WHAT THIS TASK INVOLVES — Each line of the data needs to be transcribed exactly.

EXTRACTED MATERIAL —
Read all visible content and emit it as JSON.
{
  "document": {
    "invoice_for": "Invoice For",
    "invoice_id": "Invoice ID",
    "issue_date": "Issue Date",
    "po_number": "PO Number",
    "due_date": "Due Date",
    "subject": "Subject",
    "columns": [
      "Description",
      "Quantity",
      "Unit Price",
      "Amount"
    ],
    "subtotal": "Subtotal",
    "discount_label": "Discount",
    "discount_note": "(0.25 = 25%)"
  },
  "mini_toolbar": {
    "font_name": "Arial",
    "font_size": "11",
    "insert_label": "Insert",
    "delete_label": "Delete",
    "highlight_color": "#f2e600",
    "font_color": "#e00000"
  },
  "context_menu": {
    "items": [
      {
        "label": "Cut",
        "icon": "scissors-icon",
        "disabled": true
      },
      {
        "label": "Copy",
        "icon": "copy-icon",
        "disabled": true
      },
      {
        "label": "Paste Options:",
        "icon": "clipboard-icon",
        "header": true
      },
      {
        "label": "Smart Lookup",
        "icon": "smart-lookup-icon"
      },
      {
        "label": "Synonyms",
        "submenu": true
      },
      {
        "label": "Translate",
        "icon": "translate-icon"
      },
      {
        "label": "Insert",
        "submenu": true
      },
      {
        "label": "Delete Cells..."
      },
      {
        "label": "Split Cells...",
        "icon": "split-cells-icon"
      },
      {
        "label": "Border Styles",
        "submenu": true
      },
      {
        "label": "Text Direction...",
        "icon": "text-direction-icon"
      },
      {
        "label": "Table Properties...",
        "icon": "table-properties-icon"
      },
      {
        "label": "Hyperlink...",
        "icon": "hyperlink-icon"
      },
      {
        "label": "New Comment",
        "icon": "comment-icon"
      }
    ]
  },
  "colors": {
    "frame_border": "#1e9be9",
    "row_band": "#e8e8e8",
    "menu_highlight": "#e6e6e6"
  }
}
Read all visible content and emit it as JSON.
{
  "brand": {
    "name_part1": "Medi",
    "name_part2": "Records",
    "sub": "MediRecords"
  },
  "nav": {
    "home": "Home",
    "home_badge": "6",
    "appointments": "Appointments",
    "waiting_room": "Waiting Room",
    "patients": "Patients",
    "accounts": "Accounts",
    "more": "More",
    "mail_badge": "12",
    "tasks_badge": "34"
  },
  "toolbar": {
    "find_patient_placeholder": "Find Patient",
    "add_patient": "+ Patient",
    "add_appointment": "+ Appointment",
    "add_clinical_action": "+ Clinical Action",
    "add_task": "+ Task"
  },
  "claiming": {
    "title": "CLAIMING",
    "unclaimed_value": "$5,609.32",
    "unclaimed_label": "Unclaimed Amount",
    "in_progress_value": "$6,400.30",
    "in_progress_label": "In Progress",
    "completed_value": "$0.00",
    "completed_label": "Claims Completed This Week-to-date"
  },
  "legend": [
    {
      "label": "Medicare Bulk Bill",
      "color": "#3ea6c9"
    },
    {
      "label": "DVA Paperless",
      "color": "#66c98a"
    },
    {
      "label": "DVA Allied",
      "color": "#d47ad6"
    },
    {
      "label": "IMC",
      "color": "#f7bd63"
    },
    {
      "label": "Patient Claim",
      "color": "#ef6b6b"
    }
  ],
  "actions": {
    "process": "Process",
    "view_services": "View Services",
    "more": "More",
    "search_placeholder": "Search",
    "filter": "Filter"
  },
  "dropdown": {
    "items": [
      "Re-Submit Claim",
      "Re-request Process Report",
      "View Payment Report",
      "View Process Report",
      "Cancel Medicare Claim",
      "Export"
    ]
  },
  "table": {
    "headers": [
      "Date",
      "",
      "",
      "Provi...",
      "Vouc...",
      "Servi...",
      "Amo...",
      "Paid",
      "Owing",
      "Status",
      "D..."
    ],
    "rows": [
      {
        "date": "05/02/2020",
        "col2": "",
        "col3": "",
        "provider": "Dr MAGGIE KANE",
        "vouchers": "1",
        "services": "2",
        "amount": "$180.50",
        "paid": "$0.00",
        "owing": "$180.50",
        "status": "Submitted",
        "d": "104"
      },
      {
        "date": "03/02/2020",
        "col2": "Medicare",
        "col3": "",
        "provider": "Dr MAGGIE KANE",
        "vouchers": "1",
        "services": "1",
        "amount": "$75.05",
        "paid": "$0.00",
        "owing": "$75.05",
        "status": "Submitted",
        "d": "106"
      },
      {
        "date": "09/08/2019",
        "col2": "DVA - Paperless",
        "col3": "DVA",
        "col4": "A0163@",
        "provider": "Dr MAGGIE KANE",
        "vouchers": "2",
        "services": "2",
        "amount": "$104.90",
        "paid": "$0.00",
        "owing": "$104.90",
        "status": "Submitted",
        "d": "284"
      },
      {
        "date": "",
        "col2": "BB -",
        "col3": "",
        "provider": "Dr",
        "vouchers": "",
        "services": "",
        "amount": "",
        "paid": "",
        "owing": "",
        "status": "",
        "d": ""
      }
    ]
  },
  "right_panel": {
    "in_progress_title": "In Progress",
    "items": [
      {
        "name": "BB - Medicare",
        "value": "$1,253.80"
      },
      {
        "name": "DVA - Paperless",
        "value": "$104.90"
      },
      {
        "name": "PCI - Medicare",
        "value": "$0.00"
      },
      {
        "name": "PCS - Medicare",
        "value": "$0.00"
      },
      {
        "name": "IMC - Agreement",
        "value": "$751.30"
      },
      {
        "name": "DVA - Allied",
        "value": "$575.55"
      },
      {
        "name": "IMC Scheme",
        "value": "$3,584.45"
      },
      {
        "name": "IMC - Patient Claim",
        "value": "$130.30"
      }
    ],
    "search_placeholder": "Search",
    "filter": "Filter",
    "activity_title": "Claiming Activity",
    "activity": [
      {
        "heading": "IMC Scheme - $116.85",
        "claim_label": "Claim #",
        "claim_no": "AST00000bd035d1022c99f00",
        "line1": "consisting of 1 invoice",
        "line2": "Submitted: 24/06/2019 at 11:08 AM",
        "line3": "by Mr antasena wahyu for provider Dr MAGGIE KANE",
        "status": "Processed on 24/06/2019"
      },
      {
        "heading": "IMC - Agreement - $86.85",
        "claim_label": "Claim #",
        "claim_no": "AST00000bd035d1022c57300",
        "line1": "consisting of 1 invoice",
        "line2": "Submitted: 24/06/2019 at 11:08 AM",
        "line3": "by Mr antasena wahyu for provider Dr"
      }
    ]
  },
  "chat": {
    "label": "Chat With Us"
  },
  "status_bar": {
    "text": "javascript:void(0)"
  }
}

ANSWER SECTION —
Read all visible content and emit it as JSON.
{
  "document": {
    "invoice_for": "Invoice For",
    "invoice_id": "Invoice ID",
    "issue_date": "Issue Date",
    "po_number": "PO Number",
    "due_date": "Due Date",
    "subject": "Subject",
    "columns": [
      "Description",
      "Quantity",
      "Unit Price",
      "Amount"
    ],
    "subtotal": "Subtotal",
    "discount_label": "Discount",
    "discount_note": "(0.25 = 25%)"
  },
  "mini_toolbar": {
    "font_name": "Arial",
    "font_size": "11",
    "insert_label": "Insert",
    "delete_label": "Delete",
    "highlight_color": "#f2e600",
    "font_color": "#e00000"
  },
  "context_menu": {
    "items": [
      {
        "label": "Cut",
        "icon": "scissors-icon",
        "disabled": true
      },
      {
        "label": "Copy",
        "icon": "copy-icon",
        "disabled": true
      },
      {
        "label": "Paste Options:",
        "icon": "clipboard-icon",
        "header": true
      },
      {
        "label": "Smart Lookup",
        "icon": "smart-lookup-icon"
      },
      {
        "label": "Synonyms",
        "submenu": true
      },
      {
        "label": "Translate",
        "icon": "translate-icon"
      },
      {
        "label": "Insert",
        "submenu": true
      },
      {
        "label": "Delete Cells..."
      },
      {
        "label": "Split Cells...",
        "icon": "split-cells-icon"
      },
      {
        "label": "Border Styles",
        "submenu": true
      },
      {
        "label": "Text Direction...",
        "icon": "text-direction-icon"
      },
      {
        "label": "Table Properties...",
        "icon": "table-properties-icon"
      },
      {
        "label": "Hyperlink...",
        "icon": "hyperlink-icon"
      },
      {
        "label": "New Comment",
        "icon": "comment-icon"
      }
    ]
  },
  "colors": {
    "frame_border": "#1e9be9",
    "row_band": "#e8e8e8",
    "menu_highlight": "#e6e6e6"
  }
}
Read all visible content and emit it as JSON.
{
  "brand": {
    "name_part1": "Medi",
    "name_part2": "Records",
    "sub": "MediRecords"
  },
  "nav": {
    "home": "Home",
    "home_badge": "6",
    "appointments": "Appointments",
    "waiting_room": "Waiting Room",
    "patients": "Patients",
    "accounts": "Accounts",
    "more": "More",
    "mail_badge": "12",
    "tasks_badge": "34"
  },
  "toolbar": {
    "find_patient_placeholder": "Find Patient",
    "add_patient": "+ Patient",
    "add_appointment": "+ Appointment",
    "add_clinical_action": "+ Clinical Action",
    "add_task": "+ Task"
  },
  "claiming": {
    "title": "CLAIMING",
    "unclaimed_value": "$5,609.32",
    "unclaimed_label": "Unclaimed Amount",
    "in_progress_value": "$6,400.30",
    "in_progress_label": "In Progress",
    "completed_value": "$0.00",
    "completed_label": "Claims Completed This Week-to-date"
  },
  "legend": [
    {
      "label": "Medicare Bulk Bill",
      "color": "#3ea6c9"
    },
    {
      "label": "DVA Paperless",
      "color": "#66c98a"
    },
    {
      "label": "DVA Allied",
      "color": "#d47ad6"
    },
    {
      "label": "IMC",
      "color": "#f7bd63"
    },
    {
      "label": "Patient Claim",
      "color": "#ef6b6b"
    }
  ],
  "actions": {
    "process": "Process",
    "view_services": "View Services",
    "more": "More",
    "search_placeholder": "Search",
    "filter": "Filter"
  },
  "dropdown": {
    "items": [
      "Re-Submit Claim",
      "Re-request Process Report",
      "View Payment Report",
      "View Process Report",
      "Cancel Medicare Claim",
      "Export"
    ]
  },
  "table": {
    "headers": [
      "Date",
      "",
      "",
      "Provi...",
      "Vouc...",
      "Servi...",
      "Amo...",
      "Paid",
      "Owing",
      "Status",
      "D..."
    ],
    "rows": [
      {
        "date": "05/02/2020",
        "col2": "",
        "col3": "",
        "provider": "Dr MAGGIE KANE",
        "vouchers": "1",
        "services": "2",
        "amount": "$180.50",
        "paid": "$0.00",
        "owing": "$180.50",
        "status": "Submitted",
        "d": "104"
      },
      {
        "date": "03/02/2020",
        "col2": "Medicare",
        "col3": "",
        "provider": "Dr MAGGIE KANE",
        "vouchers": "1",
        "services": "1",
        "amount": "$75.05",
        "paid": "$0.00",
        "owing": "$75.05",
        "status": "Submitted",
        "d": "106"
      },
      {
        "date": "09/08/2019",
        "col2": "DVA - Paperless",
        "col3": "DVA",
        "col4": "A0163@",
        "provider": "Dr MAGGIE KANE",
        "vouchers": "2",
        "services": "2",
        "amount": "$104.90",
        "paid": "$0.00",
        "owing": "$104.90",
        "status": "Submitted",
        "d": "284"
      },
      {
        "date": "",
        "col2": "BB -",
        "col3": "",
        "provider": "Dr",
        "vouchers": "",
        "services": "",
        "amount": "",
        "paid": "",
        "owing": "",
        "status": "",
        "d": ""
      }
    ]
  },
  "right_panel": {
    "in_progress_title": "In Progress",
    "items": [
      {
        "name": "BB - Medicare",
        "value": "$1,253.80"
      },
      {
        "name": "DVA - Paperless",
        "value": "$104.90"
      },
      {
        "name": "PCI - Medicare",
        "value": "$0.00"
      },
      {
        "name": "PCS - Medicare",
        "value": "$0.00"
      },
      {
        "name": "IMC - Agreement",
        "value": "$751.30"
      },
      {
        "name": "DVA - Allied",
        "value": "$575.55"
      },
      {
        "name": "IMC Scheme",
        "value": "$3,584.45"
      },
      {
        "name": "IMC - Patient Claim",
        "value": "$130.30"
      }
    ],
    "search_placeholder": "Search",
    "filter": "Filter",
    "activity_title": "Claiming Activity",
    "activity": [
      {
        "heading": "IMC Scheme - $116.85",
        "claim_label": "Claim #",
        "claim_no": "AST00000bd035d1022c99f00",
        "line1": "consisting of 1 invoice",
        "line2": "Submitted: 24/06/2019 at 11:08 AM",
        "line3": "by Mr antasena wahyu for provider Dr MAGGIE KANE",
        "status": "Processed on 24/06/2019"
      },
      {
        "heading": "IMC - Agreement - $86.85",
        "claim_label": "Claim #",
        "claim_no": "AST00000bd035d1022c57300",
        "line1": "consisting of 1 invoice",
        "line2": "Submitted: 24/06/2019 at 11:08 AM",
        "line3": "by Mr antasena wahyu for provider Dr"
      }
    ]
  },
  "chat": {
    "label": "Chat With Us"
  },
  "status_bar": {
    "text": "javascript:void(0)"
  }
}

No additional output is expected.